[Voci di layout basate su immagini]
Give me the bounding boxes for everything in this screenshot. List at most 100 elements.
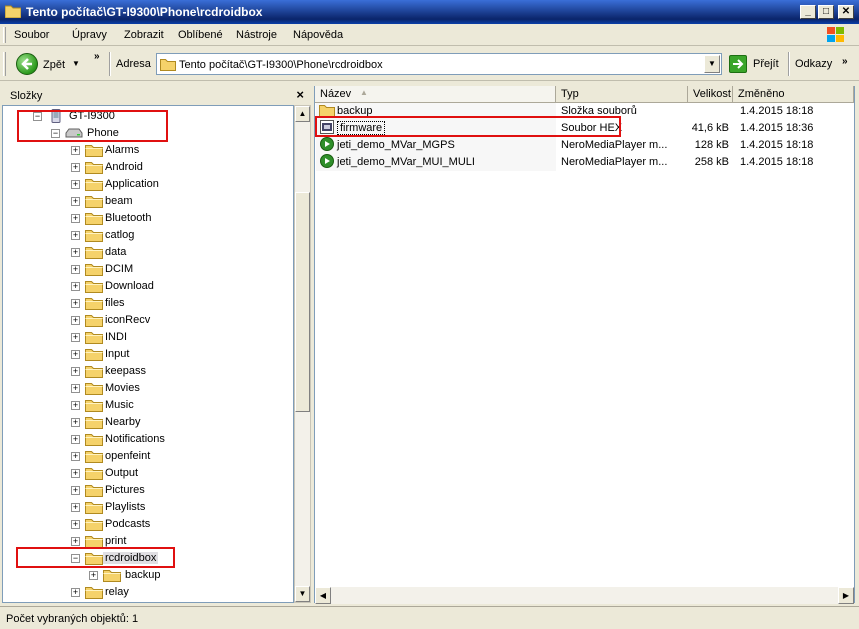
menu-napoveda[interactable]: Nápověda	[293, 29, 343, 41]
file-row[interactable]: jeti_demo_MVar_MGPS NeroMediaPlayer m... 1…	[315, 137, 854, 154]
scroll-right-icon[interactable]: ▶	[838, 587, 854, 604]
toolbar-grip[interactable]	[3, 52, 6, 76]
tree-label: Alarms	[105, 144, 140, 156]
tree-node-folder[interactable]: + backup	[3, 567, 293, 584]
maximize-button[interactable]: □	[818, 5, 834, 19]
expand-icon[interactable]: +	[71, 588, 80, 597]
go-button[interactable]: Přejít	[727, 53, 783, 75]
tree-node-folder[interactable]: + Playlists	[3, 499, 293, 516]
folder-icon	[85, 245, 103, 259]
column-header-size[interactable]: Velikost	[688, 86, 733, 103]
tree-node-folder[interactable]: + catlog	[3, 227, 293, 244]
window-title: Tento počítač\GT-I9300\Phone\rcdroidbox	[26, 5, 263, 19]
scroll-up-icon[interactable]: ▲	[295, 106, 310, 122]
file-modified: 1.4.2015 18:36	[740, 122, 814, 134]
tree-node-folder[interactable]: + relay	[3, 584, 293, 601]
tree-label: Pictures	[105, 484, 145, 496]
file-modified: 1.4.2015 18:18	[740, 156, 814, 168]
tree-label: Nearby	[105, 416, 141, 428]
tree-node-folder[interactable]: + INDI	[3, 329, 293, 346]
media-file-icon	[319, 154, 335, 171]
tree-node-folder[interactable]: + Notifications	[3, 431, 293, 448]
expand-icon[interactable]: +	[71, 367, 80, 376]
tree-label: Bluetooth	[105, 212, 152, 224]
tree-node-folder[interactable]: + Download	[3, 278, 293, 295]
folder-icon	[85, 160, 103, 174]
expand-icon[interactable]: +	[71, 214, 80, 223]
folder-icon	[85, 194, 103, 208]
expand-icon[interactable]: +	[71, 350, 80, 359]
menu-upravy[interactable]: Úpravy	[72, 29, 107, 41]
tree-node-folder[interactable]: + beam	[3, 193, 293, 210]
column-header-modified[interactable]: Změněno	[733, 86, 854, 103]
menu-oblibene[interactable]: Oblíbené	[178, 29, 223, 41]
tree-node-folder[interactable]: + openfeint	[3, 448, 293, 465]
tree-node-folder[interactable]: + Nearby	[3, 414, 293, 431]
tree-node-folder[interactable]: + data	[3, 244, 293, 261]
toolbar-grip[interactable]	[3, 27, 6, 43]
tree-node-folder[interactable]: + Pictures	[3, 482, 293, 499]
links-chevron-icon[interactable]: »	[842, 56, 847, 67]
expand-icon[interactable]: +	[71, 520, 80, 529]
expand-icon[interactable]: +	[71, 333, 80, 342]
expand-icon[interactable]: +	[71, 486, 80, 495]
expand-icon[interactable]: +	[71, 265, 80, 274]
scroll-left-icon[interactable]: ◀	[315, 587, 331, 604]
scroll-thumb[interactable]	[295, 192, 310, 412]
close-pane-icon[interactable]: ×	[296, 87, 304, 102]
expand-icon[interactable]: +	[71, 503, 80, 512]
dropdown-arrow-icon[interactable]: ▼	[72, 59, 80, 68]
expand-icon[interactable]: +	[71, 469, 80, 478]
address-label: Adresa	[116, 58, 151, 70]
expand-icon[interactable]: +	[71, 282, 80, 291]
expand-icon[interactable]: +	[71, 299, 80, 308]
tree-node-folder[interactable]: + files	[3, 295, 293, 312]
tree-label: Notifications	[105, 433, 165, 445]
menu-soubor[interactable]: Soubor	[14, 29, 49, 41]
expand-icon[interactable]: +	[71, 435, 80, 444]
close-button[interactable]: ✕	[838, 5, 854, 19]
column-header-name[interactable]: Název ▲	[315, 86, 556, 103]
expand-icon[interactable]: +	[71, 452, 80, 461]
expand-icon[interactable]: +	[71, 197, 80, 206]
links-button[interactable]: Odkazy	[795, 58, 832, 70]
expand-icon[interactable]: +	[71, 163, 80, 172]
tree-scrollbar[interactable]: ▲ ▼	[294, 105, 311, 603]
tree-node-folder[interactable]: + Movies	[3, 380, 293, 397]
minimize-button[interactable]: _	[800, 5, 816, 19]
scroll-down-icon[interactable]: ▼	[295, 586, 310, 602]
address-dropdown-button[interactable]: ▼	[704, 55, 720, 73]
tree-node-folder[interactable]: + Bluetooth	[3, 210, 293, 227]
menu-zobrazit[interactable]: Zobrazit	[124, 29, 164, 41]
expand-icon[interactable]: +	[71, 401, 80, 410]
tree-node-folder[interactable]: + Music	[3, 397, 293, 414]
folder-tree[interactable]: − GT-I9300 − Phone + Alarms + Android + Appli…	[2, 105, 294, 603]
tree-node-folder[interactable]: + DCIM	[3, 261, 293, 278]
menu-nastroje[interactable]: Nástroje	[236, 29, 277, 41]
tree-node-folder[interactable]: + Output	[3, 465, 293, 482]
expand-icon[interactable]: +	[71, 384, 80, 393]
expand-icon[interactable]: +	[71, 146, 80, 155]
tree-label: INDI	[105, 331, 127, 343]
file-row[interactable]: jeti_demo_MVar_MUI_MULI NeroMediaPlayer m…	[315, 154, 854, 171]
expand-icon[interactable]: +	[89, 571, 98, 580]
file-list-scrollbar[interactable]: ◀ ▶	[315, 587, 854, 604]
expand-icon[interactable]: +	[71, 248, 80, 257]
address-input[interactable]: Tento počítač\GT-I9300\Phone\rcdroidbox …	[156, 53, 722, 75]
tree-node-folder[interactable]: + Podcasts	[3, 516, 293, 533]
tree-node-folder[interactable]: + Android	[3, 159, 293, 176]
expand-icon[interactable]: +	[71, 180, 80, 189]
toolbar-overflow-chevron-icon[interactable]: »	[94, 51, 99, 62]
tree-node-folder[interactable]: + Application	[3, 176, 293, 193]
column-header-type[interactable]: Typ	[556, 86, 688, 103]
tree-node-folder[interactable]: + Alarms	[3, 142, 293, 159]
tree-node-folder[interactable]: + iconRecv	[3, 312, 293, 329]
expand-icon[interactable]: +	[71, 231, 80, 240]
folder-icon	[85, 228, 103, 242]
expand-icon[interactable]: +	[71, 418, 80, 427]
expand-icon[interactable]: +	[71, 537, 80, 546]
back-button[interactable]: Zpět ▼	[12, 51, 82, 77]
tree-node-folder[interactable]: + keepass	[3, 363, 293, 380]
expand-icon[interactable]: +	[71, 316, 80, 325]
tree-node-folder[interactable]: + Input	[3, 346, 293, 363]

**Consegna:**
Riproduci fedelmente tutte le voci riportate sopra, senza includere le immagini.

**Risultato dell'esercizio:**
Give me the bounding boxes for everything in this screenshot. List at most 100 elements.
menu-napoveda[interactable]: Nápověda	[293, 29, 343, 41]
file-row[interactable]: jeti_demo_MVar_MGPS NeroMediaPlayer m... 1…	[315, 137, 854, 154]
scroll-right-icon[interactable]: ▶	[838, 587, 854, 604]
toolbar-grip[interactable]	[3, 52, 6, 76]
tree-label: Alarms	[105, 144, 140, 156]
tree-node-folder[interactable]: + backup	[3, 567, 293, 584]
maximize-button[interactable]: □	[818, 5, 834, 19]
expand-icon[interactable]: +	[71, 588, 80, 597]
go-button[interactable]: Přejít	[727, 53, 783, 75]
tree-node-folder[interactable]: + Playlists	[3, 499, 293, 516]
folder-icon	[85, 245, 103, 259]
column-header-size[interactable]: Velikost	[688, 86, 733, 103]
tree-node-folder[interactable]: + catlog	[3, 227, 293, 244]
window-title: Tento počítač\GT-I9300\Phone\rcdroidbox	[26, 5, 263, 19]
scroll-up-icon[interactable]: ▲	[295, 106, 310, 122]
file-modified: 1.4.2015 18:36	[740, 122, 814, 134]
tree-node-folder[interactable]: + relay	[3, 584, 293, 601]
tree-label: Pictures	[105, 484, 145, 496]
file-modified: 1.4.2015 18:18	[740, 156, 814, 168]
tree-label: Nearby	[105, 416, 141, 428]
tree-node-folder[interactable]: + INDI	[3, 329, 293, 346]
media-file-icon	[319, 154, 335, 171]
tree-node-folder[interactable]: + Notifications	[3, 431, 293, 448]
expand-icon[interactable]: +	[71, 367, 80, 376]
tree-label: Bluetooth	[105, 212, 152, 224]
tree-node-folder[interactable]: + Download	[3, 278, 293, 295]
folder-icon	[85, 160, 103, 174]
expand-icon[interactable]: +	[71, 214, 80, 223]
folder-icon	[85, 194, 103, 208]
expand-icon[interactable]: +	[71, 350, 80, 359]
menu-upravy[interactable]: Úpravy	[72, 29, 107, 41]
tree-node-folder[interactable]: + beam	[3, 193, 293, 210]
column-header-modified[interactable]: Změněno	[733, 86, 854, 103]
menu-oblibene[interactable]: Oblíbené	[178, 29, 223, 41]
tree-node-folder[interactable]: + openfeint	[3, 448, 293, 465]
tree-node-folder[interactable]: + Nearby	[3, 414, 293, 431]
tree-node-folder[interactable]: + data	[3, 244, 293, 261]
toolbar-grip[interactable]	[3, 27, 6, 43]
tree-node-folder[interactable]: + Pictures	[3, 482, 293, 499]
links-chevron-icon[interactable]: »	[842, 56, 847, 67]
expand-icon[interactable]: +	[71, 520, 80, 529]
expand-icon[interactable]: +	[71, 333, 80, 342]
expand-icon[interactable]: +	[71, 486, 80, 495]
expand-icon[interactable]: +	[71, 265, 80, 274]
scroll-left-icon[interactable]: ◀	[315, 587, 331, 604]
scroll-thumb[interactable]	[295, 192, 310, 412]
close-pane-icon[interactable]: ×	[296, 87, 304, 102]
expand-icon[interactable]: +	[71, 503, 80, 512]
dropdown-arrow-icon[interactable]: ▼	[72, 59, 80, 68]
expand-icon[interactable]: +	[71, 469, 80, 478]
address-label: Adresa	[116, 58, 151, 70]
expand-icon[interactable]: +	[71, 282, 80, 291]
expand-icon[interactable]: +	[71, 299, 80, 308]
tree-node-folder[interactable]: + files	[3, 295, 293, 312]
tree-label: Notifications	[105, 433, 165, 445]
menu-soubor[interactable]: Soubor	[14, 29, 49, 41]
expand-icon[interactable]: +	[71, 435, 80, 444]
close-button[interactable]: ✕	[838, 5, 854, 19]
column-header-name[interactable]: Název ▲	[315, 86, 556, 103]
expand-icon[interactable]: +	[71, 452, 80, 461]
expand-icon[interactable]: +	[71, 197, 80, 206]
links-button[interactable]: Odkazy	[795, 58, 832, 70]
expand-icon[interactable]: +	[71, 163, 80, 172]
tree-scrollbar[interactable]: ▲ ▼	[294, 105, 311, 603]
tree-node-folder[interactable]: + Movies	[3, 380, 293, 397]
minimize-button[interactable]: _	[800, 5, 816, 19]
scroll-down-icon[interactable]: ▼	[295, 586, 310, 602]
address-dropdown-button[interactable]: ▼	[704, 55, 720, 73]
tree-node-folder[interactable]: + Bluetooth	[3, 210, 293, 227]
menu-zobrazit[interactable]: Zobrazit	[124, 29, 164, 41]
expand-icon[interactable]: +	[71, 401, 80, 410]
tree-node-folder[interactable]: + Music	[3, 397, 293, 414]
folder-tree[interactable]: − GT-I9300 − Phone + Alarms + Android + Appli…	[2, 105, 294, 603]
tree-node-folder[interactable]: + DCIM	[3, 261, 293, 278]
menu-nastroje[interactable]: Nástroje	[236, 29, 277, 41]
tree-node-folder[interactable]: + Output	[3, 465, 293, 482]
expand-icon[interactable]: +	[71, 384, 80, 393]
expand-icon[interactable]: +	[71, 146, 80, 155]
tree-label: INDI	[105, 331, 127, 343]
file-row[interactable]: jeti_demo_MVar_MUI_MULI NeroMediaPlayer m…	[315, 154, 854, 171]
expand-icon[interactable]: +	[89, 571, 98, 580]
file-list-scrollbar[interactable]: ◀ ▶	[315, 587, 854, 604]
expand-icon[interactable]: +	[71, 248, 80, 257]
address-input[interactable]: Tento počítač\GT-I9300\Phone\rcdroidbox …	[156, 53, 722, 75]
tree-node-folder[interactable]: + Podcasts	[3, 516, 293, 533]
tree-node-folder[interactable]: + Android	[3, 159, 293, 176]
expand-icon[interactable]: +	[71, 180, 80, 189]
toolbar-overflow-chevron-icon[interactable]: »	[94, 51, 99, 62]
tree-node-folder[interactable]: + Application	[3, 176, 293, 193]
column-header-type[interactable]: Typ	[556, 86, 688, 103]
tree-node-folder[interactable]: + Alarms	[3, 142, 293, 159]
tree-node-folder[interactable]: + iconRecv	[3, 312, 293, 329]
expand-icon[interactable]: +	[71, 231, 80, 240]
folder-icon	[85, 228, 103, 242]
expand-icon[interactable]: +	[71, 418, 80, 427]
expand-icon[interactable]: +	[71, 537, 80, 546]
back-button[interactable]: Zpět ▼	[12, 51, 82, 77]
tree-node-folder[interactable]: + keepass	[3, 363, 293, 380]
expand-icon[interactable]: +	[71, 316, 80, 325]
tree-node-folder[interactable]: + Input	[3, 346, 293, 363]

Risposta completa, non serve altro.